Prompt :: Read the records below and copy each line that contains "name".

Task data ::
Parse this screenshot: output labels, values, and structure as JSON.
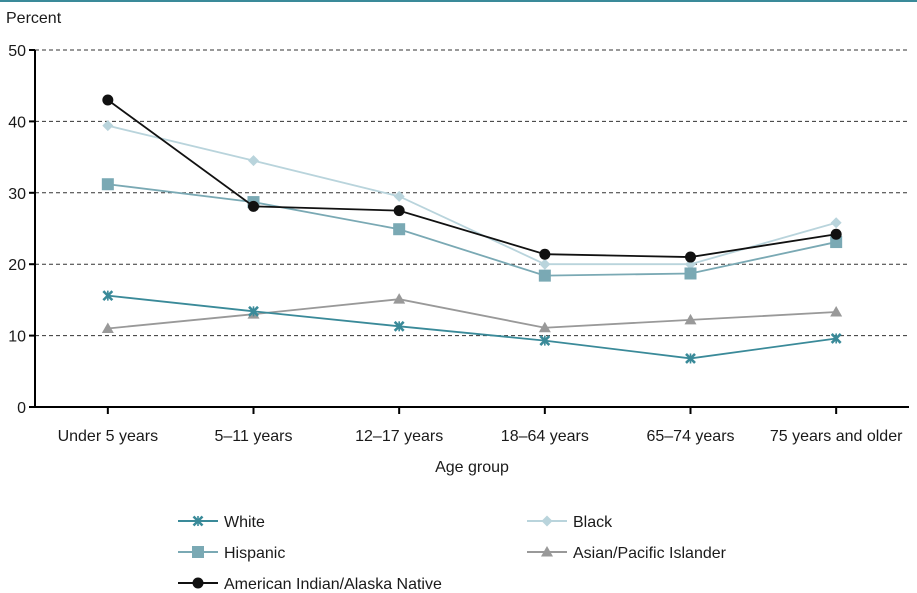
{
  "chart_data": {
    "type": "line",
    "title": "",
    "xlabel": "Age group",
    "ylabel": "Percent",
    "ylim": [
      0,
      50
    ],
    "yticks": [
      0,
      10,
      20,
      30,
      40,
      50
    ],
    "grid": "horizontal dashed",
    "legend_position": "bottom",
    "categories": [
      "Under 5 years",
      "5–11 years",
      "12–17 years",
      "18–64 years",
      "65–74 years",
      "75 years and older"
    ],
    "series": [
      {
        "name": "White",
        "color": "#3a8a99",
        "marker": "x",
        "values": [
          15.6,
          13.4,
          11.3,
          9.3,
          6.8,
          9.6
        ]
      },
      {
        "name": "Black",
        "color": "#b9d4dc",
        "marker": "diamond",
        "values": [
          39.4,
          34.5,
          29.5,
          20.0,
          20.0,
          25.8
        ]
      },
      {
        "name": "Hispanic",
        "color": "#7aa9b4",
        "marker": "square",
        "values": [
          31.2,
          28.7,
          24.9,
          18.4,
          18.7,
          23.1
        ]
      },
      {
        "name": "Asian/Pacific Islander",
        "color": "#999999",
        "marker": "triangle",
        "values": [
          11.0,
          13.0,
          15.1,
          11.1,
          12.2,
          13.3
        ]
      },
      {
        "name": "American Indian/Alaska Native",
        "color": "#111111",
        "marker": "circle",
        "values": [
          43.0,
          28.1,
          27.5,
          21.4,
          21.0,
          24.2
        ]
      }
    ],
    "legend_order": [
      "White",
      "Black",
      "Hispanic",
      "Asian/Pacific Islander",
      "American Indian/Alaska Native"
    ]
  }
}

Answer in full ::
        "name": "White",
        "name": "Black",
        "name": "Hispanic",
        "name": "Asian/Pacific Islander",
        "name": "American Indian/Alaska Native",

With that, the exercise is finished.